▶ 本文

++++++

悩める看護管理者をナビゲートする病院経営ハンドブック (雑誌『看護管理』より)
書評者: 花岡 夏子 (麻生飯塚病院副院長・看護部長)
 医療の果たす使命は,提供する医療の質を高め,患者が安全,安心,納得を得ることである。少子高齢化の社会と長く低迷する経済状況のなか,本来の医療のあるべき姿が問われ,医療提供体制の改革が求められている。多発する医療事故に対し,医療安全体制の醸成や医療機関の機能分化・情報提供の推進が求められ,また国立大学病院や国立病院・療養所の独立行政法人化への転換や統廃合,「日本版DRG」といわれるDPC(Diagnosis Procedure Combination)の導入が始まった。

◆課題解決の指南書である

 このような状況下で,どこの病院も生き残りをかけ,さまざまな改革を行なっているが,改革には強い意思とともに迷い,苦しみが伴うものである。

 本書は,病院経営のノウハウ,リスクマネジメント,人材育成,業務の煩雑さや慢性的なスタッフ不足から生じるメンタルヘルスケアなど多くの課題解決に必要な知恵を与えてくれる。看護管理者のみならず,病院のすべての職種が利用できる指南書である。10年前に出版されてから今日までに,実に7刷の実績があるが,これは多くの人たちに読まれたことの証である。本書は特に,変化しつつある医療界に焦点をあてている。新しい考え方である「病院マネジメントは科学である」を力説し,理論の紹介と具体的な体験や研究から根拠を示してわかりやすく説明している。

 序章では“日本版ホスピタリスト”に求められるリーダーシップとして,病院でのマネジメントの必要性や病院管理者層の役割などを述べている。第1章では,外部環境の変化と病院マネジメントについて,病院の歴史を通し現状と将来像について,多くの資料を提示し細かに分析している。第2章では,こうした外部環境の変化のなかで,病院をどのように再構築し,経営戦略を展開していけばよいのか,医療版バランスト・スコアカード(BSC)を例に挙げて説明している。第3章は,いかにすれば病院組織は活性化するかをテーマに,効果的・効率的な組織運営のあり方が示されている。

++++++

▶ 元のデータ

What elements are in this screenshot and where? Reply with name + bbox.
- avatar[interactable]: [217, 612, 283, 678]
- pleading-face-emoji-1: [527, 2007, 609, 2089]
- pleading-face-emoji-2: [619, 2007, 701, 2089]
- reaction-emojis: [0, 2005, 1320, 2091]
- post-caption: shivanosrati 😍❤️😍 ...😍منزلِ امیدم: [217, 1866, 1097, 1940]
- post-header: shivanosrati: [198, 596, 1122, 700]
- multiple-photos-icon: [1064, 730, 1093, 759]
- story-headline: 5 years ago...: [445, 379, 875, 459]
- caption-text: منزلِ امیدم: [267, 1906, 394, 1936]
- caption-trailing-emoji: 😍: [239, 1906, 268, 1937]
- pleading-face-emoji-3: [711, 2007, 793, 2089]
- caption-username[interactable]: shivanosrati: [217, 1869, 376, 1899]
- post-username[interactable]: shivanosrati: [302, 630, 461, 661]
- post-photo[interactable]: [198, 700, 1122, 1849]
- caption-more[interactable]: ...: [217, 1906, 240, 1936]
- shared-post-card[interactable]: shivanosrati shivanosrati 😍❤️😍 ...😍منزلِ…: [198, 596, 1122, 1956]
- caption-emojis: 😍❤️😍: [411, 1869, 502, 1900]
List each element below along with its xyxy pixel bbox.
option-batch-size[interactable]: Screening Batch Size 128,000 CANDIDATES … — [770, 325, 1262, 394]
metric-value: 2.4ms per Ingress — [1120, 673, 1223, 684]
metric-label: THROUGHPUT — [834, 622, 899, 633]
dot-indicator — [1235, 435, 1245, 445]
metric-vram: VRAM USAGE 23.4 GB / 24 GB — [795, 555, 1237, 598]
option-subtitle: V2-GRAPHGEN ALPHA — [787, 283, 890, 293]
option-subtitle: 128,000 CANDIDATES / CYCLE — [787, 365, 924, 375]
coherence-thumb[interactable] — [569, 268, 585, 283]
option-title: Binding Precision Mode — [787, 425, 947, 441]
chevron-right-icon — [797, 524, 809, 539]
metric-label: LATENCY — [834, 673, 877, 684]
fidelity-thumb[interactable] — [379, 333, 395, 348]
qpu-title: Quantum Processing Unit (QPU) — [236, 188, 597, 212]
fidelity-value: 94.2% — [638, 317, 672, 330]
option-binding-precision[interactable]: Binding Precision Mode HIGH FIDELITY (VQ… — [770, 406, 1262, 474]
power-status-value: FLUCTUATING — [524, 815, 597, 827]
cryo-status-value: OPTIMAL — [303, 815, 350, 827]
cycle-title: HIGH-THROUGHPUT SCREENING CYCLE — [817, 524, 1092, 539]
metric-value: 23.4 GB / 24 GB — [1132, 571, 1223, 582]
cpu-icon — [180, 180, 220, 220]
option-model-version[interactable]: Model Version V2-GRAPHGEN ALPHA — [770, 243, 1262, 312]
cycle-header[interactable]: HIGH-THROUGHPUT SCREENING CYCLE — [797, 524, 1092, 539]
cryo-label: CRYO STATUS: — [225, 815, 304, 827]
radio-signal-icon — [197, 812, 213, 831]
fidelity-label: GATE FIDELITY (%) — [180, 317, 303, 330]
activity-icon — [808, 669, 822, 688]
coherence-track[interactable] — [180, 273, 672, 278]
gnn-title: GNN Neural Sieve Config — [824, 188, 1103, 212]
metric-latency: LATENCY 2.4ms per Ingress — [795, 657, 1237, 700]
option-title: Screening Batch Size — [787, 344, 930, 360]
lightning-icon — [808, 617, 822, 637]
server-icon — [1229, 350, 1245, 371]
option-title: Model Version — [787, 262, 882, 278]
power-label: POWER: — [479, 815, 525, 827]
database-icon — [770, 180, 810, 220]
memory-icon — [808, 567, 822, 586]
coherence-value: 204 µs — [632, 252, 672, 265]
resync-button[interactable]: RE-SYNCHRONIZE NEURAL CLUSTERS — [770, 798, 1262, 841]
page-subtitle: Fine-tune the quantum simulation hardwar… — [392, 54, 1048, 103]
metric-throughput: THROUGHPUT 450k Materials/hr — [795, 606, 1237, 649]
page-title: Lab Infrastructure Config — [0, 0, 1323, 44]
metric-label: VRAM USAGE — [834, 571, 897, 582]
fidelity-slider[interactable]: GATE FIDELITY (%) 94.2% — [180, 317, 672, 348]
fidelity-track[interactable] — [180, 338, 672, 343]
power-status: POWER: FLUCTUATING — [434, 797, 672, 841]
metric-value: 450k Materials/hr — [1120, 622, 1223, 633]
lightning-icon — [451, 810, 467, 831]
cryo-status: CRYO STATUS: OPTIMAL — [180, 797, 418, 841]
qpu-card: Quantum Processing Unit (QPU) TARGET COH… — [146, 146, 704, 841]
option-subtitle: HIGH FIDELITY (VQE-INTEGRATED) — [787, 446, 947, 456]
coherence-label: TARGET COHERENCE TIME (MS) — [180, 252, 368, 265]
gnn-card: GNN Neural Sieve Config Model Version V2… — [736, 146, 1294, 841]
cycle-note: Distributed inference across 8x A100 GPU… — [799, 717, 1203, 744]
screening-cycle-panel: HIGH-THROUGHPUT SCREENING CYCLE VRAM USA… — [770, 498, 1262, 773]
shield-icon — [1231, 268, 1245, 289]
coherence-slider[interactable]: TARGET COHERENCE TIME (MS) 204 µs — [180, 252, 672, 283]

++++++

上の書評の「序章では」で始まる段落を、章ごとの箇条書きに短くまとめ直してください。

▶ 答え
- 序章：「日本版ホスピタリスト」に求められるリーダーシップとして、病院でのマネジメントの必要性や病院管理者層の役割を述べている。
- 第1章：外部環境の変化と病院マネジメントについて、病院の歴史を通して現状と将来像を、多くの資料をもとに細かく分析している。
- 第2章：外部環境が変わるなかで病院をどう立て直し、経営戦略をどう進めるかを、医療版バランスト・スコアカード（BSC）を例に説明している。
- 第3章：病院組織を活性化させる方法をテーマに、効果的・効率的な組織運営のあり方を示している。